EXERCISE MATERIAL:

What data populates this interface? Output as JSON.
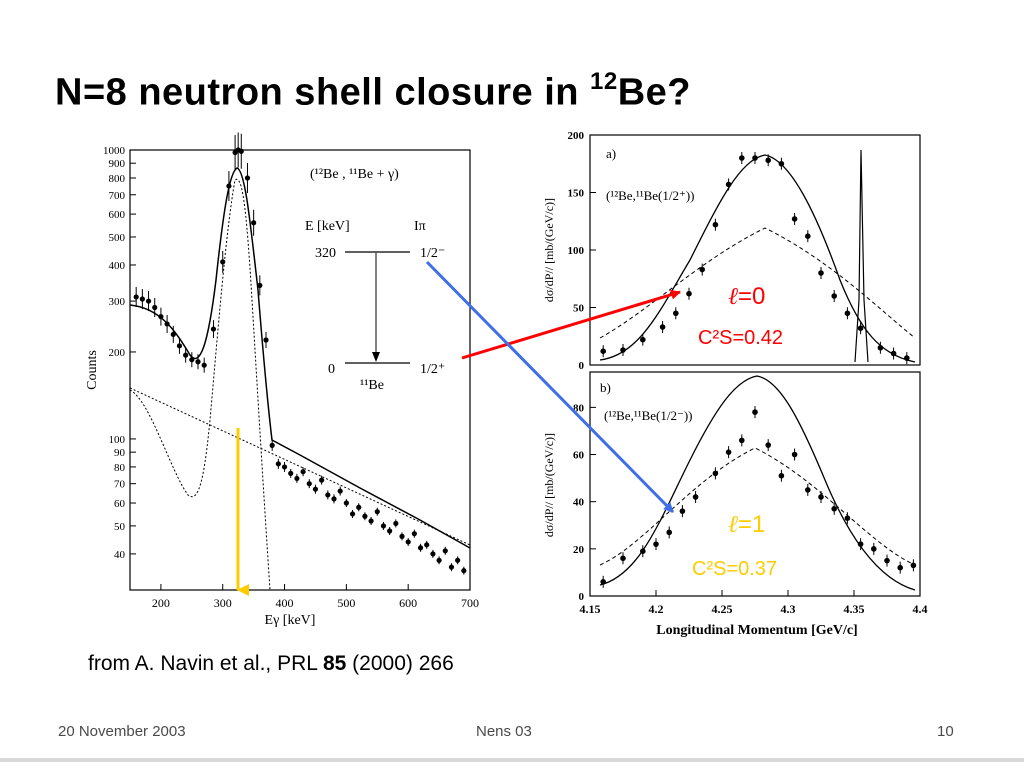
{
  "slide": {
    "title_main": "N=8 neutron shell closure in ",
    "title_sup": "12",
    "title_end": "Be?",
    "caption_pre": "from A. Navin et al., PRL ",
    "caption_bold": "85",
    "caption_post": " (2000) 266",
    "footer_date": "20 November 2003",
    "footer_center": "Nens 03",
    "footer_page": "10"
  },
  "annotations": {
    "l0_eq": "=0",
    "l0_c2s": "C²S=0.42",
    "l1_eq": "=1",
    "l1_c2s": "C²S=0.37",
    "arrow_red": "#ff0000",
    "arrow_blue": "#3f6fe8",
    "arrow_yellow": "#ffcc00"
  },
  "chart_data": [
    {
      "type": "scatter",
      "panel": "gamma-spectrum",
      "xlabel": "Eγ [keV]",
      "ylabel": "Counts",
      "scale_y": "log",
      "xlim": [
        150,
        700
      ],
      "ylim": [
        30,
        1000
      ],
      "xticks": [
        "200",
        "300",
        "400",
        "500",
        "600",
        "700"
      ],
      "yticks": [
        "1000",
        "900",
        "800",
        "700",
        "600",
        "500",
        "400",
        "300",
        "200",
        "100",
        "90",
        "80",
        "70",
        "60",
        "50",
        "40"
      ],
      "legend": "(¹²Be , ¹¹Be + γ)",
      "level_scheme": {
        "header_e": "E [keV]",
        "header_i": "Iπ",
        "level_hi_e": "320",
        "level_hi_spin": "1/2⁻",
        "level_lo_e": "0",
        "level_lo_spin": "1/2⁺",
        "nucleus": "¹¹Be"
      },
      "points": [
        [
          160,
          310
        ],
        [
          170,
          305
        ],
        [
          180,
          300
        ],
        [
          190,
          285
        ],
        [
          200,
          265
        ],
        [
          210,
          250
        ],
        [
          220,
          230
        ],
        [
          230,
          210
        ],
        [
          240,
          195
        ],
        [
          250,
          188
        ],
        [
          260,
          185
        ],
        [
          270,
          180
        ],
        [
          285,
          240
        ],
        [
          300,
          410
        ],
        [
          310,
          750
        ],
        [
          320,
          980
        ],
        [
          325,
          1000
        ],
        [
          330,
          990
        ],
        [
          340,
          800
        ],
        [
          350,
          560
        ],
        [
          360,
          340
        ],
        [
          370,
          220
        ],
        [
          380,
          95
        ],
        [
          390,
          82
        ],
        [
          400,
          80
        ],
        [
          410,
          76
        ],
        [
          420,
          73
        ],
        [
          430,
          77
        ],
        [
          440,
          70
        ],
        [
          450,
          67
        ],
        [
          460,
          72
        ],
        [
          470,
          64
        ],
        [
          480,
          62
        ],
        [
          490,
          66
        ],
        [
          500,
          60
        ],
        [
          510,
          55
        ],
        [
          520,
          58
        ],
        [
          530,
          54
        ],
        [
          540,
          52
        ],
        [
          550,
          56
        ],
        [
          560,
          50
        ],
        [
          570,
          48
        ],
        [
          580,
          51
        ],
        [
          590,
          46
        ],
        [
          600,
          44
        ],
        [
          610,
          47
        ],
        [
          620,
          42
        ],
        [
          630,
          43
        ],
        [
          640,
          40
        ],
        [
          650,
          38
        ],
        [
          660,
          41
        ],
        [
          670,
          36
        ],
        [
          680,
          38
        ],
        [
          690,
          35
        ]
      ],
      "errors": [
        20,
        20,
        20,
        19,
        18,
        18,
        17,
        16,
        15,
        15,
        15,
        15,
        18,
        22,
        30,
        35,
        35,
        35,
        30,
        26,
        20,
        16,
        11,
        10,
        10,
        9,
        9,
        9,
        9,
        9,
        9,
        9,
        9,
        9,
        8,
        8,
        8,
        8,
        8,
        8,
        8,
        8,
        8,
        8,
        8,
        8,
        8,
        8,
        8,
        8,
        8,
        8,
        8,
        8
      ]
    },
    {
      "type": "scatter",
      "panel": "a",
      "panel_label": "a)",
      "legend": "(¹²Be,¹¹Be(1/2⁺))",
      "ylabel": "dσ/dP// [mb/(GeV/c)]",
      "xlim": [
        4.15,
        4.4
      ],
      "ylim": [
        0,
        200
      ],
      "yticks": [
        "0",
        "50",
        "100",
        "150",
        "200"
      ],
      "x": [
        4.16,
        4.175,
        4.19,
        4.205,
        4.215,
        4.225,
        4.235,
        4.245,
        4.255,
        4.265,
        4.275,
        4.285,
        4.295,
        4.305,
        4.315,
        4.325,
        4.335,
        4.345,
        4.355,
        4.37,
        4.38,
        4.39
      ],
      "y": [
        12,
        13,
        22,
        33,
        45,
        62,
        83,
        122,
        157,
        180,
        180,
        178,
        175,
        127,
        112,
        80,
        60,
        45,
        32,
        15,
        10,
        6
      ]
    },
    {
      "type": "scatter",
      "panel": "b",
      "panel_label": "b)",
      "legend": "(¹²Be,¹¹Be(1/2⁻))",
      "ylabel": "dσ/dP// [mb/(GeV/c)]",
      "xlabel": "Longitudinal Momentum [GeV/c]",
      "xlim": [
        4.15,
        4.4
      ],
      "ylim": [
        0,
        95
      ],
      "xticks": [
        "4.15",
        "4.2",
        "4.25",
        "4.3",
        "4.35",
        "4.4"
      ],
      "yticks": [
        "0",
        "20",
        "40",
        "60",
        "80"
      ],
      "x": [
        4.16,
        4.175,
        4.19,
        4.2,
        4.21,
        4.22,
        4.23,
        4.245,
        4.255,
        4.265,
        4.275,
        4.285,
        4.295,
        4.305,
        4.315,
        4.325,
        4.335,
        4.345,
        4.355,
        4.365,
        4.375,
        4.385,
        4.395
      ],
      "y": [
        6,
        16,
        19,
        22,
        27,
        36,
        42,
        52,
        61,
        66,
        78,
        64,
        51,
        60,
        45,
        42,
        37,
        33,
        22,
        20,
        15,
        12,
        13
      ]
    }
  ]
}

---

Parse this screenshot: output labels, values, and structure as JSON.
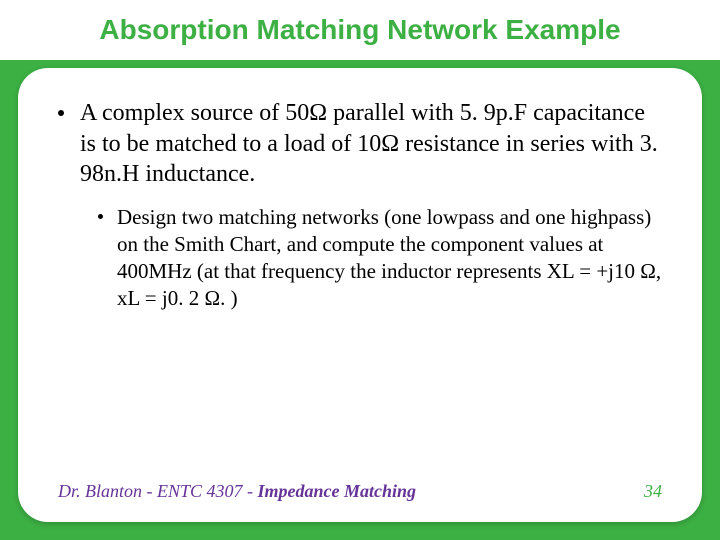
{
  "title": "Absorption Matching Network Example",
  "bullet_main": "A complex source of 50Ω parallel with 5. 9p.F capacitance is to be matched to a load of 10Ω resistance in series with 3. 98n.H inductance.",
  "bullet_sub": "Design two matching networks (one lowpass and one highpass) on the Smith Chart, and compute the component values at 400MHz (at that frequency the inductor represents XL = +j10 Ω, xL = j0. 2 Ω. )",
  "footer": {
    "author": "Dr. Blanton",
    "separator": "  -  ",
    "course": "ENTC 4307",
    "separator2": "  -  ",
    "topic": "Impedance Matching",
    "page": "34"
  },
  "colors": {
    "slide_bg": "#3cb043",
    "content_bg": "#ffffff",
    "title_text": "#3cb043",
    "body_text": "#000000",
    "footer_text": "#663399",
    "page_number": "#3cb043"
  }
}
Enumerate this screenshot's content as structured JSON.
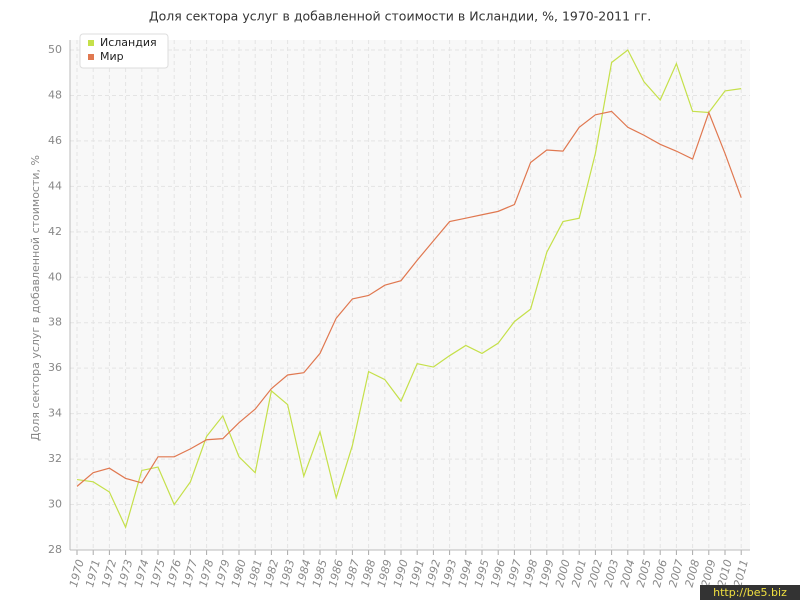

PROBLEM TO WORK ON:
Include both the line containing "Parse this screenshot: output" and the line containing "Enumerate this screenshot's" when you write out everything between them, exactly. Leave the pictures out.

THE SOLUTION:
Parse this screenshot: output labels, values, and structure as JSON.
{
  "title": "Absorption Matching Network Example",
  "bullet_main": "A complex source of 50Ω parallel with 5. 9p.F capacitance is to be matched to a load of 10Ω resistance in series with 3. 98n.H inductance.",
  "bullet_sub": "Design two matching networks (one lowpass and one highpass) on the Smith Chart, and compute the component values at 400MHz (at that frequency the inductor represents XL = +j10 Ω, xL = j0. 2 Ω. )",
  "footer": {
    "author": "Dr. Blanton",
    "separator": "  -  ",
    "course": "ENTC 4307",
    "separator2": "  -  ",
    "topic": "Impedance Matching",
    "page": "34"
  },
  "colors": {
    "slide_bg": "#3cb043",
    "content_bg": "#ffffff",
    "title_text": "#3cb043",
    "body_text": "#000000",
    "footer_text": "#663399",
    "page_number": "#3cb043"
  }
}
Enumerate this screenshot's content as structured JSON.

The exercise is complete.